Directive: Extract the full set of records, then give each one again exactly.

Source material:
# # #

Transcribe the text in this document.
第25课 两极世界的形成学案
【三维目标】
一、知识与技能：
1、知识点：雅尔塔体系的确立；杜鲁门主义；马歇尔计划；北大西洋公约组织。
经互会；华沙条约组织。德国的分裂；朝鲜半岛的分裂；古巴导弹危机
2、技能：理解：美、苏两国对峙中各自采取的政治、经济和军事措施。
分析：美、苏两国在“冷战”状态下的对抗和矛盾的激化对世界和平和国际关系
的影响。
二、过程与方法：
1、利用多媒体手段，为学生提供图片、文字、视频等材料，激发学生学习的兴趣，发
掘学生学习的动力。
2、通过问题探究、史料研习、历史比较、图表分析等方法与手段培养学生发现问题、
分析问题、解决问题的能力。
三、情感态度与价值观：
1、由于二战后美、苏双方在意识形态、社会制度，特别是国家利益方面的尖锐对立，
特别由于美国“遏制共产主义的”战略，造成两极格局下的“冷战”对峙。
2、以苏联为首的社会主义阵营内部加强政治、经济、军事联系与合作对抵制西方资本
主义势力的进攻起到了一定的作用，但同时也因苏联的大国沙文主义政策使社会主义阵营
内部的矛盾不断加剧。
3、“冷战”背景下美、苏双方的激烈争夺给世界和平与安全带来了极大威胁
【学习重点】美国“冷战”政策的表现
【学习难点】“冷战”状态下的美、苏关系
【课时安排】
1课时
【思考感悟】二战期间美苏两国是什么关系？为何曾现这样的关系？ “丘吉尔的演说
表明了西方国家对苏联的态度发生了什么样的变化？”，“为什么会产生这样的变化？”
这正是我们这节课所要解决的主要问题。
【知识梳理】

# # #

Solution for this problem:
Transcribe the text in this document.
第25课 两极世界的形成学案
【三维目标】
一、知识与技能：
1、知识点：雅尔塔体系的确立；杜鲁门主义；马歇尔计划；北大西洋公约组织。
经互会；华沙条约组织。德国的分裂；朝鲜半岛的分裂；古巴导弹危机
2、技能：理解：美、苏两国对峙中各自采取的政治、经济和军事措施。
分析：美、苏两国在“冷战”状态下的对抗和矛盾的激化对世界和平和国际关系
的影响。
二、过程与方法：
1、利用多媒体手段，为学生提供图片、文字、视频等材料，激发学生学习的兴趣，发
掘学生学习的动力。
2、通过问题探究、史料研习、历史比较、图表分析等方法与手段培养学生发现问题、
分析问题、解决问题的能力。
三、情感态度与价值观：
1、由于二战后美、苏双方在意识形态、社会制度，特别是国家利益方面的尖锐对立，
特别由于美国“遏制共产主义的”战略，造成两极格局下的“冷战”对峙。
2、以苏联为首的社会主义阵营内部加强政治、经济、军事联系与合作对抵制西方资本
主义势力的进攻起到了一定的作用，但同时也因苏联的大国沙文主义政策使社会主义阵营
内部的矛盾不断加剧。
3、“冷战”背景下美、苏双方的激烈争夺给世界和平与安全带来了极大威胁
【学习重点】美国“冷战”政策的表现
【学习难点】“冷战”状态下的美、苏关系
【课时安排】
1课时
【思考感悟】二战期间美苏两国是什么关系？为何曾现这样的关系？ “丘吉尔的演说
表明了西方国家对苏联的态度发生了什么样的变化？”，“为什么会产生这样的变化？”
这正是我们这节课所要解决的主要问题。
【知识梳理】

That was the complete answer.